## Data entries
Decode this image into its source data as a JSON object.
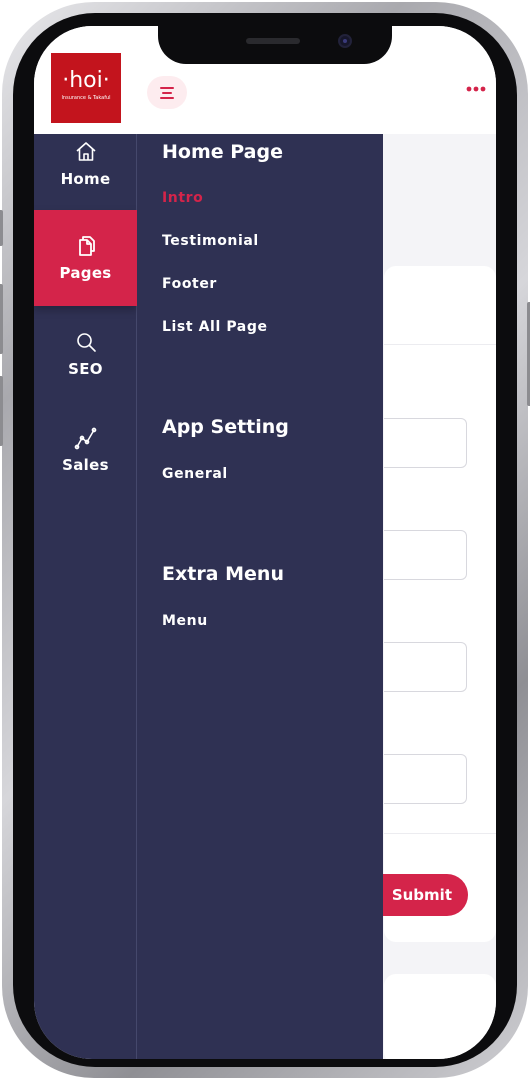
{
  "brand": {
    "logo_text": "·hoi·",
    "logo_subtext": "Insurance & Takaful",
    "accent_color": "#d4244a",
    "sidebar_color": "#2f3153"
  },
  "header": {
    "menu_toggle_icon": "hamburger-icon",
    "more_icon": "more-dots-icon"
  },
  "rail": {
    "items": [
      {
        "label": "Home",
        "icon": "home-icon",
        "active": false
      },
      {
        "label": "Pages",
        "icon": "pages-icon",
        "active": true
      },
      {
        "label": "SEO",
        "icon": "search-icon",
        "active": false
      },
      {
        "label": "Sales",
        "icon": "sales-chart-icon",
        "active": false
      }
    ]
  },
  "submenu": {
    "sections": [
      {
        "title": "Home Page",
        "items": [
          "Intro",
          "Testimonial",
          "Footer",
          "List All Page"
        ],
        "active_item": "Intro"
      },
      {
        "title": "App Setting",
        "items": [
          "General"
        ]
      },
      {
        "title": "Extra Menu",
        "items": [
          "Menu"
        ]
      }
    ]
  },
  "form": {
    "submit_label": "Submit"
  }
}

--

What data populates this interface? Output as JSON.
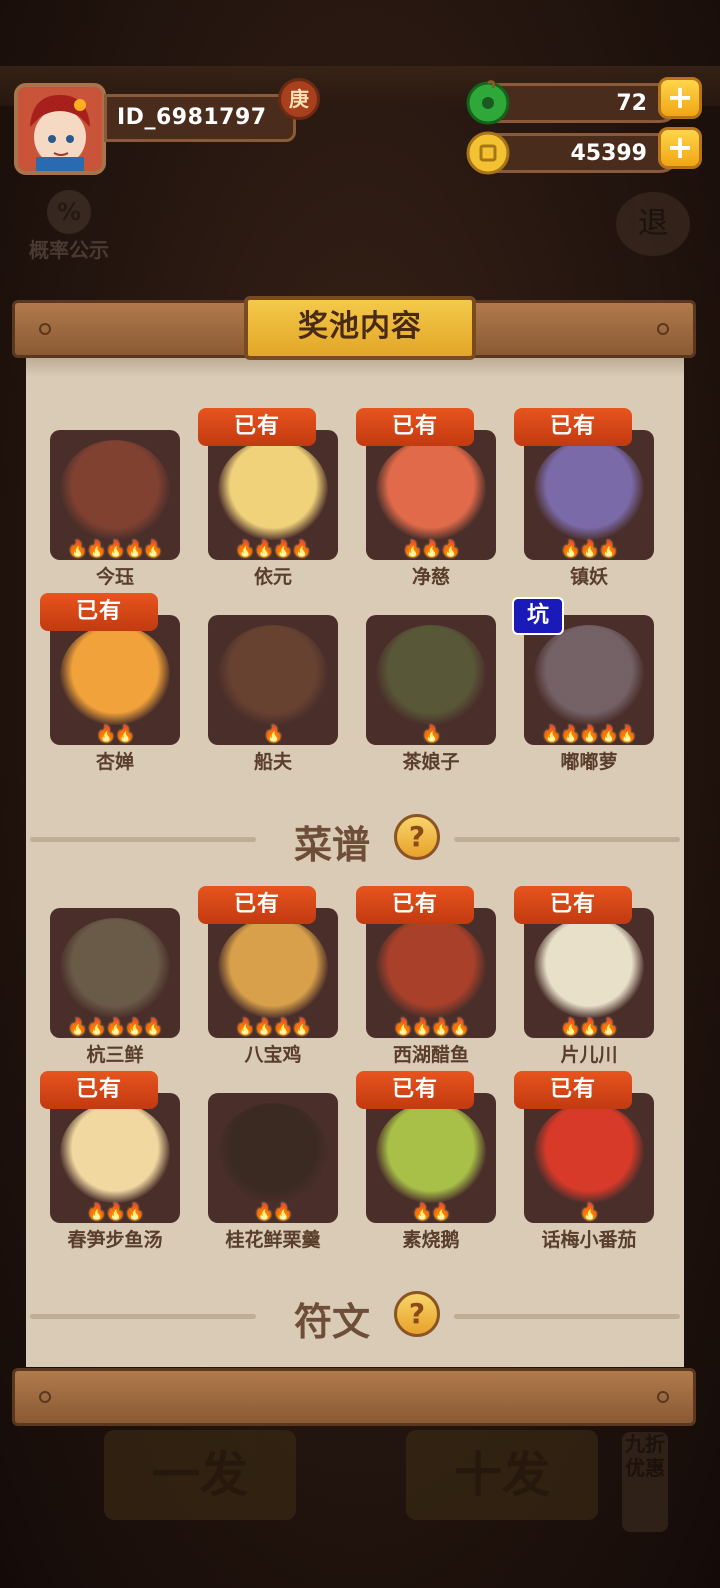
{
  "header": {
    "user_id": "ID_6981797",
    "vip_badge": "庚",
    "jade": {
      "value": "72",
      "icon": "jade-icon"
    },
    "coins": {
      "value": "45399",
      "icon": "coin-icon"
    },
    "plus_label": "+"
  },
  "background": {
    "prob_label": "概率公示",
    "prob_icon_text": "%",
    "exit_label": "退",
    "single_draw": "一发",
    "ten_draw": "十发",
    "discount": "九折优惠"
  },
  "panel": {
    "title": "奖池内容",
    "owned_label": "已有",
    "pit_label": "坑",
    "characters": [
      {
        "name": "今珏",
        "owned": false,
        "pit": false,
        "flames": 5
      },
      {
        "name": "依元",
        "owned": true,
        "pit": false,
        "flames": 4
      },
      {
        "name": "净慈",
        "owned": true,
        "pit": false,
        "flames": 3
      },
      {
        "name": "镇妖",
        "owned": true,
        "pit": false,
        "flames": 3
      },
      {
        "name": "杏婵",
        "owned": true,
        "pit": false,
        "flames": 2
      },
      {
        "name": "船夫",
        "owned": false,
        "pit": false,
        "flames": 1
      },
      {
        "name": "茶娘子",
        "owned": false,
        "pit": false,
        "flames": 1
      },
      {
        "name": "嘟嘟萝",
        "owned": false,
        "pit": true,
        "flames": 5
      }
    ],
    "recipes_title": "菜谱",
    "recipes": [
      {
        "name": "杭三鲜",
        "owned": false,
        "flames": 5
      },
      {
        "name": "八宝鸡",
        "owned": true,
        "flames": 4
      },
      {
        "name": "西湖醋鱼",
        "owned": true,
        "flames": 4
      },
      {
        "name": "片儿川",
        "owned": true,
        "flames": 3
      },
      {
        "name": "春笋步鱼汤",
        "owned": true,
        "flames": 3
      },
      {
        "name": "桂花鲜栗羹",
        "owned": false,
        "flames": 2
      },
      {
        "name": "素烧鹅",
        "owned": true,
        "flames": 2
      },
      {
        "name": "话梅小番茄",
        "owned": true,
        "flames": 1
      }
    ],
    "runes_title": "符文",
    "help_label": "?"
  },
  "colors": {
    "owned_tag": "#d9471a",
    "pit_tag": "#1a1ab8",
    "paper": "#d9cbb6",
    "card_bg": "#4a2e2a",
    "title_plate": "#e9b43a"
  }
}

## Written instruction
Copy down every line of the entries containing the word "this".

## Written reply
Decode this image into its source data as a JSON object.
What data populates this interface? Output as JSON.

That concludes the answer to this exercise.